Data records:
◇ ◇ ◇ ◇
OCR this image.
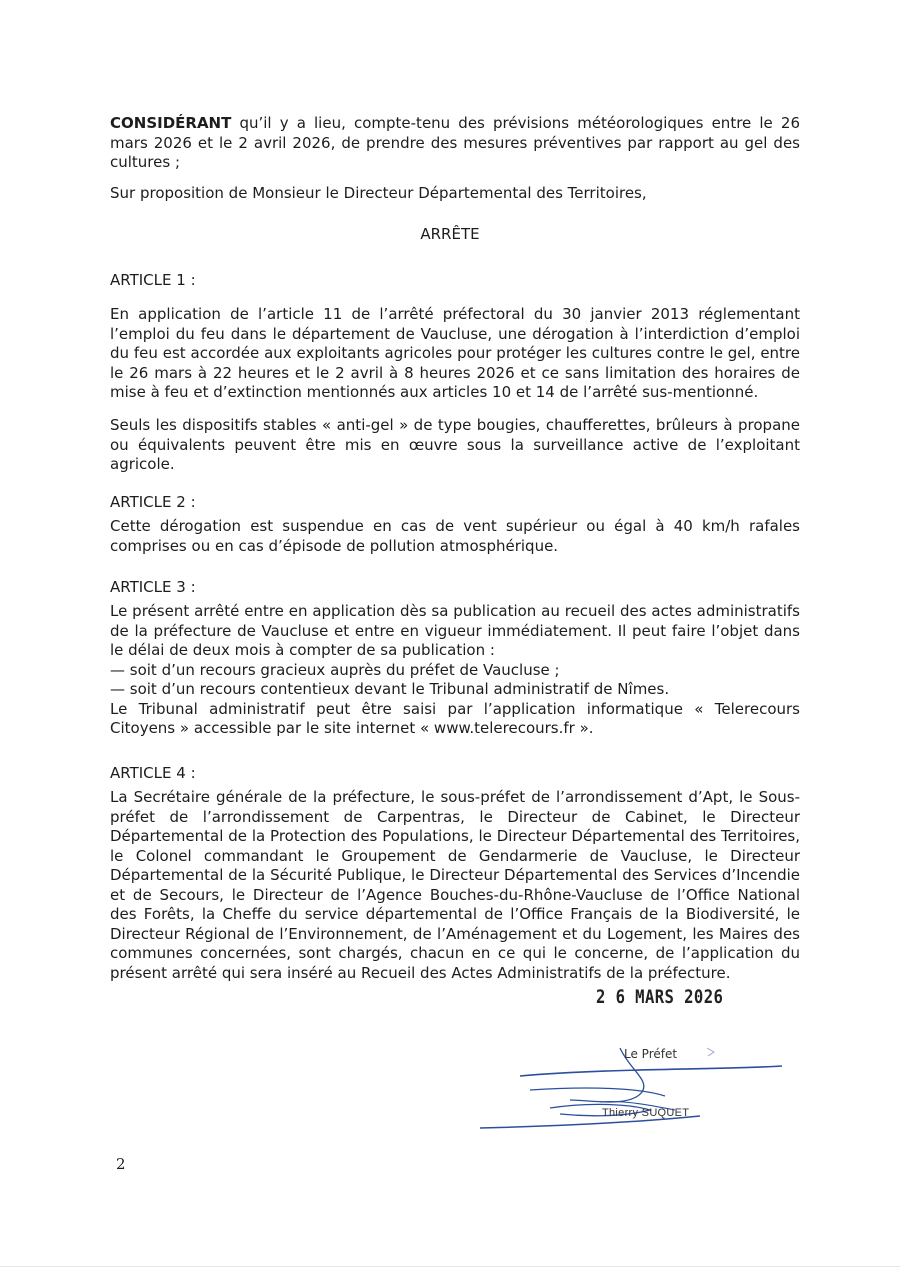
CONSIDÉRANT qu’il y a lieu, compte-tenu des prévisions météorologiques entre le 26 mars 2026 et le 2 avril 2026, de prendre des mesures préventives par rapport au gel des cultures ;

Sur proposition de Monsieur le Directeur Départemental des Territoires,

ARRÊTE

ARTICLE 1 :

En application de l’article 11 de l’arrêté préfectoral du 30 janvier 2013 réglementant l’emploi du feu dans le département de Vaucluse, une dérogation à l’interdiction d’emploi du feu est accordée aux exploitants agricoles pour protéger les cultures contre le gel, entre le 26 mars à 22 heures et le 2 avril à 8 heures 2026 et ce sans limitation des horaires de mise à feu et d’extinction mentionnés aux articles 10 et 14 de l’arrêté sus-mentionné.

Seuls les dispositifs stables « anti-gel » de type bougies, chaufferettes, brûleurs à propane ou équivalents peuvent être mis en œuvre sous la surveillance active de l’exploitant agricole.

ARTICLE 2 :

Cette dérogation est suspendue en cas de vent supérieur ou égal à 40 km/h rafales comprises ou en cas d’épisode de pollution atmosphérique.

ARTICLE 3 :

Le présent arrêté entre en application dès sa publication au recueil des actes administratifs de la préfecture de Vaucluse et entre en vigueur immédiatement. Il peut faire l’objet dans le délai de deux mois à compter de sa publication :
— soit d’un recours gracieux auprès du préfet de Vaucluse ;
— soit d’un recours contentieux devant le Tribunal administratif de Nîmes.
Le Tribunal administratif peut être saisi par l’application informatique « Telerecours Citoyens » accessible par le site internet « www.telerecours.fr ».

ARTICLE 4 :

La Secrétaire générale de la préfecture, le sous-préfet de l’arrondissement d’Apt, le Sous-préfet de l’arrondissement de Carpentras, le Directeur de Cabinet, le Directeur Départemental de la Protection des Populations, le Directeur Départemental des Territoires, le Colonel commandant le Groupement de Gendarmerie de Vaucluse, le Directeur Départemental de la Sécurité Publique, le Directeur Départemental des Services d’Incendie et de Secours, le Directeur de l’Agence Bouches-du-Rhône-Vaucluse de l’Office National des Forêts, la Cheffe du service départemental de l’Office Français de la Biodiversité, le Directeur Régional de l’Environnement, de l’Aménagement et du Logement, les Maires des communes concernées, sont chargés, chacun en ce qui le concerne, de l’application du présent arrêté qui sera inséré au Recueil des Actes Administratifs de la préfecture.

2 6 MARS 2026
Le Préfet
Thierry SUQUET
2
◇ ◇ ◇ ◇
▶ _Task directions_
Search the lines above for the string "soit" and copy each line that has it.

▶ _Complete output_
— soit d’un recours gracieux auprès du préfet de Vaucluse ;
— soit d’un recours contentieux devant le Tribunal administratif de Nîmes.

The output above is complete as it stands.